-------- Dataset records

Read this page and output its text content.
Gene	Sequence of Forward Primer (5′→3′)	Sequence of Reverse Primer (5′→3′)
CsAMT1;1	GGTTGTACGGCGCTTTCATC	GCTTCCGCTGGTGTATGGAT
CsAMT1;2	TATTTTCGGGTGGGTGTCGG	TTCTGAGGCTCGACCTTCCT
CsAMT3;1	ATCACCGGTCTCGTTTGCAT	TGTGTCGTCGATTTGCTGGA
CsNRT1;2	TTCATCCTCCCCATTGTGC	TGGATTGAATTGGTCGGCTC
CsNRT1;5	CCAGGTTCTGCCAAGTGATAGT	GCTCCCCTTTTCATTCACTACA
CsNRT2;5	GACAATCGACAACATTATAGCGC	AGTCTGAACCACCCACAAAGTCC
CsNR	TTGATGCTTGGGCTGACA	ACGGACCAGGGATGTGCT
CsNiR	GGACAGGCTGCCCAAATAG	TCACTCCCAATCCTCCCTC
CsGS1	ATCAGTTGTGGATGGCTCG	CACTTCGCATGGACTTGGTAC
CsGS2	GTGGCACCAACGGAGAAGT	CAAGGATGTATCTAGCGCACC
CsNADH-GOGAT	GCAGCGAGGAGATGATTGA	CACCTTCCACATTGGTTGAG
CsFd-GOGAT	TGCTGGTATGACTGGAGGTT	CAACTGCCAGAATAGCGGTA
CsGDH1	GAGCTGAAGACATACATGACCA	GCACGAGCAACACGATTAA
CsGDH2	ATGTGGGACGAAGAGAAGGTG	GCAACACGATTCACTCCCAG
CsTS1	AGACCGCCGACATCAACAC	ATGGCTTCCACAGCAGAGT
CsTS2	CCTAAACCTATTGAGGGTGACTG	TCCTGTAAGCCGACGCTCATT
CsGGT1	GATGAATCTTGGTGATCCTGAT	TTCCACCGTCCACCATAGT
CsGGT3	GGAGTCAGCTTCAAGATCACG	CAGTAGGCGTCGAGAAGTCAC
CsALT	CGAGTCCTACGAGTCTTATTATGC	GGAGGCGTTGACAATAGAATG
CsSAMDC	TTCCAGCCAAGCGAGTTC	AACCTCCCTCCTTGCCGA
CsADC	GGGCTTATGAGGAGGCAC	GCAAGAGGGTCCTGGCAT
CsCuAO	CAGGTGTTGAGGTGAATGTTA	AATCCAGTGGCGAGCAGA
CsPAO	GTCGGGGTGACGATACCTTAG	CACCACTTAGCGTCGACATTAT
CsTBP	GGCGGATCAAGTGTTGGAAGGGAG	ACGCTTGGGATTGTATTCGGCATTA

----------------

**Problem to solve:** Reproduce every line of the data verbatim.

**Answer to the task:**
Read this page and output its text content.
Gene	Sequence of Forward Primer (5′→3′)	Sequence of Reverse Primer (5′→3′)
CsAMT1;1	GGTTGTACGGCGCTTTCATC	GCTTCCGCTGGTGTATGGAT
CsAMT1;2	TATTTTCGGGTGGGTGTCGG	TTCTGAGGCTCGACCTTCCT
CsAMT3;1	ATCACCGGTCTCGTTTGCAT	TGTGTCGTCGATTTGCTGGA
CsNRT1;2	TTCATCCTCCCCATTGTGC	TGGATTGAATTGGTCGGCTC
CsNRT1;5	CCAGGTTCTGCCAAGTGATAGT	GCTCCCCTTTTCATTCACTACA
CsNRT2;5	GACAATCGACAACATTATAGCGC	AGTCTGAACCACCCACAAAGTCC
CsNR	TTGATGCTTGGGCTGACA	ACGGACCAGGGATGTGCT
CsNiR	GGACAGGCTGCCCAAATAG	TCACTCCCAATCCTCCCTC
CsGS1	ATCAGTTGTGGATGGCTCG	CACTTCGCATGGACTTGGTAC
CsGS2	GTGGCACCAACGGAGAAGT	CAAGGATGTATCTAGCGCACC
CsNADH-GOGAT	GCAGCGAGGAGATGATTGA	CACCTTCCACATTGGTTGAG
CsFd-GOGAT	TGCTGGTATGACTGGAGGTT	CAACTGCCAGAATAGCGGTA
CsGDH1	GAGCTGAAGACATACATGACCA	GCACGAGCAACACGATTAA
CsGDH2	ATGTGGGACGAAGAGAAGGTG	GCAACACGATTCACTCCCAG
CsTS1	AGACCGCCGACATCAACAC	ATGGCTTCCACAGCAGAGT
CsTS2	CCTAAACCTATTGAGGGTGACTG	TCCTGTAAGCCGACGCTCATT
CsGGT1	GATGAATCTTGGTGATCCTGAT	TTCCACCGTCCACCATAGT
CsGGT3	GGAGTCAGCTTCAAGATCACG	CAGTAGGCGTCGAGAAGTCAC
CsALT	CGAGTCCTACGAGTCTTATTATGC	GGAGGCGTTGACAATAGAATG
CsSAMDC	TTCCAGCCAAGCGAGTTC	AACCTCCCTCCTTGCCGA
CsADC	GGGCTTATGAGGAGGCAC	GCAAGAGGGTCCTGGCAT
CsCuAO	CAGGTGTTGAGGTGAATGTTA	AATCCAGTGGCGAGCAGA
CsPAO	GTCGGGGTGACGATACCTTAG	CACCACTTAGCGTCGACATTAT
CsTBP	GGCGGATCAAGTGTTGGAAGGGAG	ACGCTTGGGATTGTATTCGGCATTA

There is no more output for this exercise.